→ Provided entries
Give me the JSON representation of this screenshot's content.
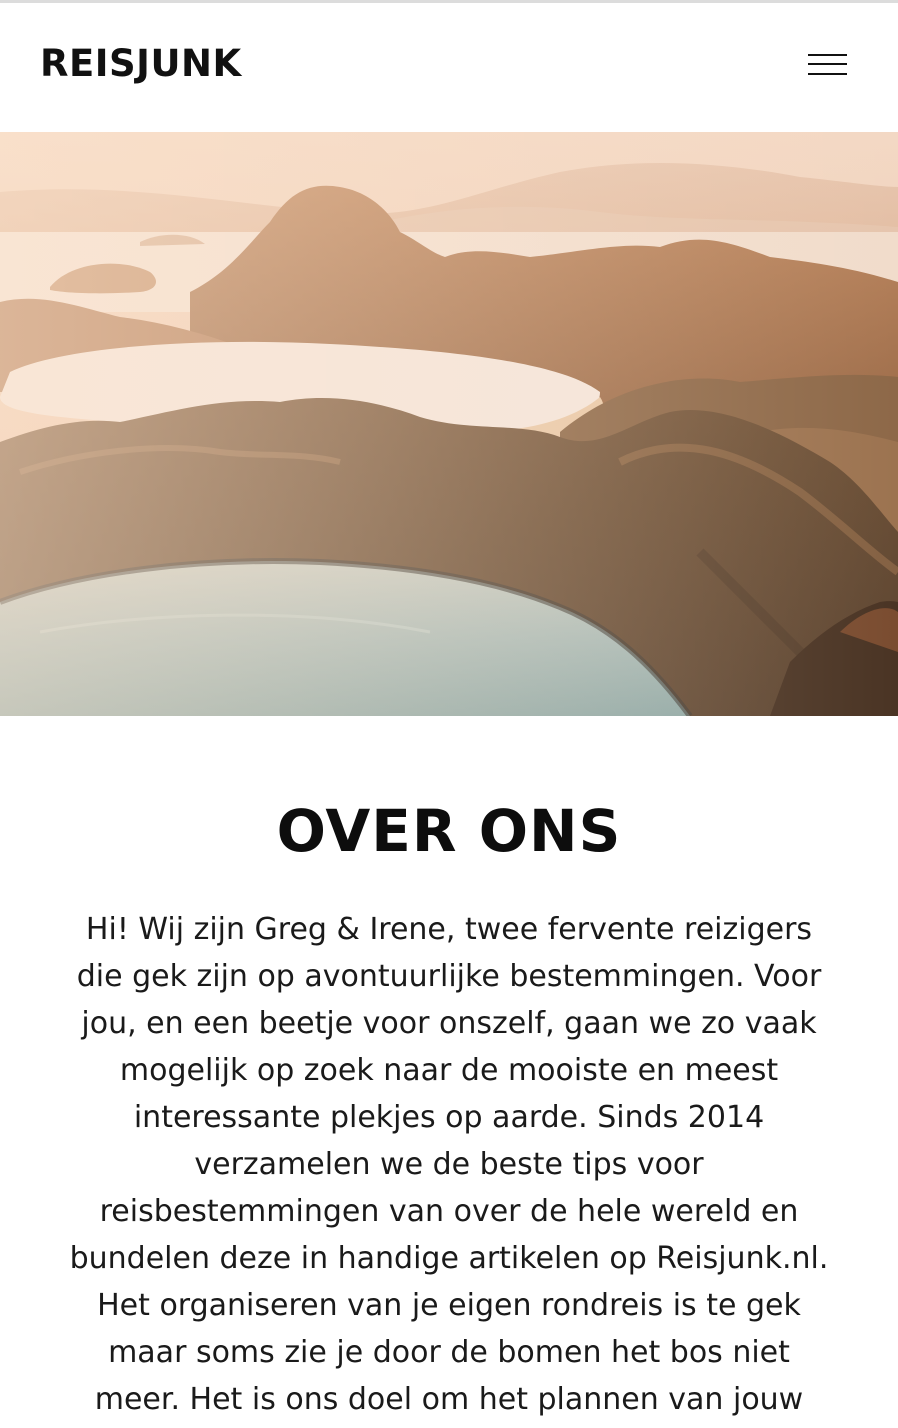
{
  "header": {
    "logo_text": "REISJUNK",
    "menu_icon": "hamburger-menu-icon"
  },
  "hero": {
    "image_description_icon": "landscape-photo"
  },
  "main": {
    "title": "OVER ONS",
    "intro_lines": [
      "Hi! Wij zijn Greg & Irene, twee fervente reizigers",
      "die gek zijn op avontuurlijke bestemmingen. Voor",
      "jou, en een beetje voor onszelf, gaan we zo vaak",
      "mogelijk op zoek naar de mooiste en meest",
      "interessante plekjes op aarde. Sinds 2014",
      "verzamelen we de beste tips voor",
      "reisbestemmingen van over de hele wereld en",
      "bundelen deze in handige artikelen op Reisjunk.nl.",
      "Het organiseren van je eigen rondreis is te gek",
      "maar soms zie je door de bomen het bos niet",
      "meer. Het is ons doel om het plannen van jouw"
    ]
  },
  "colors": {
    "text": "#111111",
    "background": "#ffffff"
  }
}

→ What to do
Every entry should be returned exactly as written, minus the pictures.

→ Exercise result
Give me the JSON representation of this screenshot's content.
{
  "header": {
    "logo_text": "REISJUNK",
    "menu_icon": "hamburger-menu-icon"
  },
  "hero": {
    "image_description_icon": "landscape-photo"
  },
  "main": {
    "title": "OVER ONS",
    "intro_lines": [
      "Hi! Wij zijn Greg & Irene, twee fervente reizigers",
      "die gek zijn op avontuurlijke bestemmingen. Voor",
      "jou, en een beetje voor onszelf, gaan we zo vaak",
      "mogelijk op zoek naar de mooiste en meest",
      "interessante plekjes op aarde. Sinds 2014",
      "verzamelen we de beste tips voor",
      "reisbestemmingen van over de hele wereld en",
      "bundelen deze in handige artikelen op Reisjunk.nl.",
      "Het organiseren van je eigen rondreis is te gek",
      "maar soms zie je door de bomen het bos niet",
      "meer. Het is ons doel om het plannen van jouw"
    ]
  },
  "colors": {
    "text": "#111111",
    "background": "#ffffff"
  }
}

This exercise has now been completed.